Exercise details: Output all lines exactly.

Data for the task:
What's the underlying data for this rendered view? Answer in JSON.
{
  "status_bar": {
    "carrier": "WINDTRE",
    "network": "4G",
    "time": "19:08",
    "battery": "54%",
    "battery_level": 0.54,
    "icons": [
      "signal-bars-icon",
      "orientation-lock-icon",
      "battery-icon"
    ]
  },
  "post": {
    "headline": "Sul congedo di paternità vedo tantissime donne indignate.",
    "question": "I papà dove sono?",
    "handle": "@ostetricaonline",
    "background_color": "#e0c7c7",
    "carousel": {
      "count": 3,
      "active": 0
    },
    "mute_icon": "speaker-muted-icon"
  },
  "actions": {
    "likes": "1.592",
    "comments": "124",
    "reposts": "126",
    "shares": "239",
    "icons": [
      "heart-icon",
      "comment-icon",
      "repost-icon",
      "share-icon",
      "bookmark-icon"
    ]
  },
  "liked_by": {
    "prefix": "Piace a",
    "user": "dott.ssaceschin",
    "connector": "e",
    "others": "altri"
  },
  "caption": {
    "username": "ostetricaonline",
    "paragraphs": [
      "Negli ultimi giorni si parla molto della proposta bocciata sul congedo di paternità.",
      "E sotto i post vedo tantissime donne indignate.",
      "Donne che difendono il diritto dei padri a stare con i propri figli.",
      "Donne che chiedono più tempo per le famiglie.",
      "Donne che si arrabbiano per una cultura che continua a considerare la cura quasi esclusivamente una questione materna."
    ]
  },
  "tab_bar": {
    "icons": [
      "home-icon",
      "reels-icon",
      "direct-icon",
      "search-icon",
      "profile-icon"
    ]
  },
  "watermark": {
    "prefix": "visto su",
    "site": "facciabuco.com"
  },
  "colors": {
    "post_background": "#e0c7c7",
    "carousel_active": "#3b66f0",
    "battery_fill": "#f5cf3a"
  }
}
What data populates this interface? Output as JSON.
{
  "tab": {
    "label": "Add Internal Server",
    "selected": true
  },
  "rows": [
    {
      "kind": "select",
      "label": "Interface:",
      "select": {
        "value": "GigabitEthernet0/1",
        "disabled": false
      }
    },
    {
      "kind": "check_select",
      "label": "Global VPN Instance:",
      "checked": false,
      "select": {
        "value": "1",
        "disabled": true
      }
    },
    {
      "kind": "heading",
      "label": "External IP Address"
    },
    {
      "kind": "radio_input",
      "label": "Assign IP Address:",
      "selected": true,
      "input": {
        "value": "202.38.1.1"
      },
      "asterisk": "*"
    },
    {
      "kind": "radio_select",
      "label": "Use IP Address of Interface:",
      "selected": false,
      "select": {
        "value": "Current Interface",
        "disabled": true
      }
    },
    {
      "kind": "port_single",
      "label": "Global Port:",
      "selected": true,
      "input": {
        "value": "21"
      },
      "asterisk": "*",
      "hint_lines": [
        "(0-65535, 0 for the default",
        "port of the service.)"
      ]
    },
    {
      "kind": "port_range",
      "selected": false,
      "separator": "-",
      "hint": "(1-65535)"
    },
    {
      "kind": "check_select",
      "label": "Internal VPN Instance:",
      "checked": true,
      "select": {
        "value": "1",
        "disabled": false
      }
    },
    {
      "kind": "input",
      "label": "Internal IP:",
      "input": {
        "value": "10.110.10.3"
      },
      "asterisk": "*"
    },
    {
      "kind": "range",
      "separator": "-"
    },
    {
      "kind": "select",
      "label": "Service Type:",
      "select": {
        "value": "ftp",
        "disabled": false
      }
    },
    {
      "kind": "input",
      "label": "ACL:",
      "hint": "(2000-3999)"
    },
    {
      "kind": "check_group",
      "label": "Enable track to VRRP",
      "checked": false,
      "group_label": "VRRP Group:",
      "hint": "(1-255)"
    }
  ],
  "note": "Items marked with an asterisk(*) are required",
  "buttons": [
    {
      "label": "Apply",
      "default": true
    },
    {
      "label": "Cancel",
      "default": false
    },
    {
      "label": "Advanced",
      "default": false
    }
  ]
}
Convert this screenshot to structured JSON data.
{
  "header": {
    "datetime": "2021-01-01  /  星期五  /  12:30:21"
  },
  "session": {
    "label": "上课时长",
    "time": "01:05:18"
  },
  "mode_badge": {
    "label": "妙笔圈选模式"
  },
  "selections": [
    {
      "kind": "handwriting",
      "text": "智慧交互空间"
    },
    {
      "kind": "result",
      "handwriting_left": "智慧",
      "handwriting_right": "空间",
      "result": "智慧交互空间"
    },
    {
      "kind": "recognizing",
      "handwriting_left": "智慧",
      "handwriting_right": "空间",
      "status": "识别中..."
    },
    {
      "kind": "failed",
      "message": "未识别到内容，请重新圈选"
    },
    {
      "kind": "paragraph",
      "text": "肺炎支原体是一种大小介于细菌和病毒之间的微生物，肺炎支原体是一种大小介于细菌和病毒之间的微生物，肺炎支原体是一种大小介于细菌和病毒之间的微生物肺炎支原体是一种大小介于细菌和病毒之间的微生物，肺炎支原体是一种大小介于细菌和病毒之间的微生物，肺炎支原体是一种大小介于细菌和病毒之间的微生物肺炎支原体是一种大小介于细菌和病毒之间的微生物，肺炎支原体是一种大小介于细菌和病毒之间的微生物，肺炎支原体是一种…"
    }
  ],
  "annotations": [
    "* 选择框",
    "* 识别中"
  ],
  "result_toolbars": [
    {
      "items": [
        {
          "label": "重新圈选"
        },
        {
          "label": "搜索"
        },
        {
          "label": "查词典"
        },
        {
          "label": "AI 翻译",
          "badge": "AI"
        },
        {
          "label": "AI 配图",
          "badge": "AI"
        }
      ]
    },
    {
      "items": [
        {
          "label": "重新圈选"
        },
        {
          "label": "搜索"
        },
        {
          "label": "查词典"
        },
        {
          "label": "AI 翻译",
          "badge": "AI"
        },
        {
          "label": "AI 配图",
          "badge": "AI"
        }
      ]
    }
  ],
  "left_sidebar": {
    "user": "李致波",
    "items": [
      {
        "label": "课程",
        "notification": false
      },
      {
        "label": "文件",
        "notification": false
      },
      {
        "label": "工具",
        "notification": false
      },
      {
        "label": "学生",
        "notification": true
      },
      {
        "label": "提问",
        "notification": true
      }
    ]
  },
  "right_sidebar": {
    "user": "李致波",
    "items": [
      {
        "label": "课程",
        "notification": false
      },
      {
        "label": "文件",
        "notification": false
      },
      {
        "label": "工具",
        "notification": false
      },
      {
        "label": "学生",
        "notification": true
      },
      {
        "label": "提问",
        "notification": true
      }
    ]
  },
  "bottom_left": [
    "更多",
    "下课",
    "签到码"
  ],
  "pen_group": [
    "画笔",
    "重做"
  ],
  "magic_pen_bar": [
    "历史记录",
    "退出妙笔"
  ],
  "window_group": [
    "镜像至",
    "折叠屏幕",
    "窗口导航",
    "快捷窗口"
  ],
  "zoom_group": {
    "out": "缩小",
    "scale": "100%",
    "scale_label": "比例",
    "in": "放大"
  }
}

Problem solution:
What's the underlying data for this rendered view? Answer in JSON.
{
  "status_bar": {
    "carrier": "WINDTRE",
    "network": "4G",
    "time": "19:08",
    "battery": "54%",
    "battery_level": 0.54,
    "icons": [
      "signal-bars-icon",
      "orientation-lock-icon",
      "battery-icon"
    ]
  },
  "post": {
    "headline": "Sul congedo di paternità vedo tantissime donne indignate.",
    "question": "I papà dove sono?",
    "handle": "@ostetricaonline",
    "background_color": "#e0c7c7",
    "carousel": {
      "count": 3,
      "active": 0
    },
    "mute_icon": "speaker-muted-icon"
  },
  "actions": {
    "likes": "1.592",
    "comments": "124",
    "reposts": "126",
    "shares": "239",
    "icons": [
      "heart-icon",
      "comment-icon",
      "repost-icon",
      "share-icon",
      "bookmark-icon"
    ]
  },
  "liked_by": {
    "prefix": "Piace a",
    "user": "dott.ssaceschin",
    "connector": "e",
    "others": "altri"
  },
  "caption": {
    "username": "ostetricaonline",
    "paragraphs": [
      "Negli ultimi giorni si parla molto della proposta bocciata sul congedo di paternità.",
      "E sotto i post vedo tantissime donne indignate.",
      "Donne che difendono il diritto dei padri a stare con i propri figli.",
      "Donne che chiedono più tempo per le famiglie.",
      "Donne che si arrabbiano per una cultura che continua a considerare la cura quasi esclusivamente una questione materna."
    ]
  },
  "tab_bar": {
    "icons": [
      "home-icon",
      "reels-icon",
      "direct-icon",
      "search-icon",
      "profile-icon"
    ]
  },
  "watermark": {
    "prefix": "visto su",
    "site": "facciabuco.com"
  },
  "colors": {
    "post_background": "#e0c7c7",
    "carousel_active": "#3b66f0",
    "battery_fill": "#f5cf3a"
  }
}
What data populates this interface? Output as JSON.
{
  "tab": {
    "label": "Add Internal Server",
    "selected": true
  },
  "rows": [
    {
      "kind": "select",
      "label": "Interface:",
      "select": {
        "value": "GigabitEthernet0/1",
        "disabled": false
      }
    },
    {
      "kind": "check_select",
      "label": "Global VPN Instance:",
      "checked": false,
      "select": {
        "value": "1",
        "disabled": true
      }
    },
    {
      "kind": "heading",
      "label": "External IP Address"
    },
    {
      "kind": "radio_input",
      "label": "Assign IP Address:",
      "selected": true,
      "input": {
        "value": "202.38.1.1"
      },
      "asterisk": "*"
    },
    {
      "kind": "radio_select",
      "label": "Use IP Address of Interface:",
      "selected": false,
      "select": {
        "value": "Current Interface",
        "disabled": true
      }
    },
    {
      "kind": "port_single",
      "label": "Global Port:",
      "selected": true,
      "input": {
        "value": "21"
      },
      "asterisk": "*",
      "hint_lines": [
        "(0-65535, 0 for the default",
        "port of the service.)"
      ]
    },
    {
      "kind": "port_range",
      "selected": false,
      "separator": "-",
      "hint": "(1-65535)"
    },
    {
      "kind": "check_select",
      "label": "Internal VPN Instance:",
      "checked": true,
      "select": {
        "value": "1",
        "disabled": false
      }
    },
    {
      "kind": "input",
      "label": "Internal IP:",
      "input": {
        "value": "10.110.10.3"
      },
      "asterisk": "*"
    },
    {
      "kind": "range",
      "separator": "-"
    },
    {
      "kind": "select",
      "label": "Service Type:",
      "select": {
        "value": "ftp",
        "disabled": false
      }
    },
    {
      "kind": "input",
      "label": "ACL:",
      "hint": "(2000-3999)"
    },
    {
      "kind": "check_group",
      "label": "Enable track to VRRP",
      "checked": false,
      "group_label": "VRRP Group:",
      "hint": "(1-255)"
    }
  ],
  "note": "Items marked with an asterisk(*) are required",
  "buttons": [
    {
      "label": "Apply",
      "default": true
    },
    {
      "label": "Cancel",
      "default": false
    },
    {
      "label": "Advanced",
      "default": false
    }
  ]
}
Convert this screenshot to structured JSON data.
{
  "header": {
    "datetime": "2021-01-01  /  星期五  /  12:30:21"
  },
  "session": {
    "label": "上课时长",
    "time": "01:05:18"
  },
  "mode_badge": {
    "label": "妙笔圈选模式"
  },
  "selections": [
    {
      "kind": "handwriting",
      "text": "智慧交互空间"
    },
    {
      "kind": "result",
      "handwriting_left": "智慧",
      "handwriting_right": "空间",
      "result": "智慧交互空间"
    },
    {
      "kind": "recognizing",
      "handwriting_left": "智慧",
      "handwriting_right": "空间",
      "status": "识别中..."
    },
    {
      "kind": "failed",
      "message": "未识别到内容，请重新圈选"
    },
    {
      "kind": "paragraph",
      "text": "肺炎支原体是一种大小介于细菌和病毒之间的微生物，肺炎支原体是一种大小介于细菌和病毒之间的微生物，肺炎支原体是一种大小介于细菌和病毒之间的微生物肺炎支原体是一种大小介于细菌和病毒之间的微生物，肺炎支原体是一种大小介于细菌和病毒之间的微生物，肺炎支原体是一种大小介于细菌和病毒之间的微生物肺炎支原体是一种大小介于细菌和病毒之间的微生物，肺炎支原体是一种大小介于细菌和病毒之间的微生物，肺炎支原体是一种…"
    }
  ],
  "annotations": [
    "* 选择框",
    "* 识别中"
  ],
  "result_toolbars": [
    {
      "items": [
        {
          "label": "重新圈选"
        },
        {
          "label": "搜索"
        },
        {
          "label": "查词典"
        },
        {
          "label": "AI 翻译",
          "badge": "AI"
        },
        {
          "label": "AI 配图",
          "badge": "AI"
        }
      ]
    },
    {
      "items": [
        {
          "label": "重新圈选"
        },
        {
          "label": "搜索"
        },
        {
          "label": "查词典"
        },
        {
          "label": "AI 翻译",
          "badge": "AI"
        },
        {
          "label": "AI 配图",
          "badge": "AI"
        }
      ]
    }
  ],
  "left_sidebar": {
    "user": "李致波",
    "items": [
      {
        "label": "课程",
        "notification": false
      },
      {
        "label": "文件",
        "notification": false
      },
      {
        "label": "工具",
        "notification": false
      },
      {
        "label": "学生",
        "notification": true
      },
      {
        "label": "提问",
        "notification": true
      }
    ]
  },
  "right_sidebar": {
    "user": "李致波",
    "items": [
      {
        "label": "课程",
        "notification": false
      },
      {
        "label": "文件",
        "notification": false
      },
      {
        "label": "工具",
        "notification": false
      },
      {
        "label": "学生",
        "notification": true
      },
      {
        "label": "提问",
        "notification": true
      }
    ]
  },
  "bottom_left": [
    "更多",
    "下课",
    "签到码"
  ],
  "pen_group": [
    "画笔",
    "重做"
  ],
  "magic_pen_bar": [
    "历史记录",
    "退出妙笔"
  ],
  "window_group": [
    "镜像至",
    "折叠屏幕",
    "窗口导航",
    "快捷窗口"
  ],
  "zoom_group": {
    "out": "缩小",
    "scale": "100%",
    "scale_label": "比例",
    "in": "放大"
  }
}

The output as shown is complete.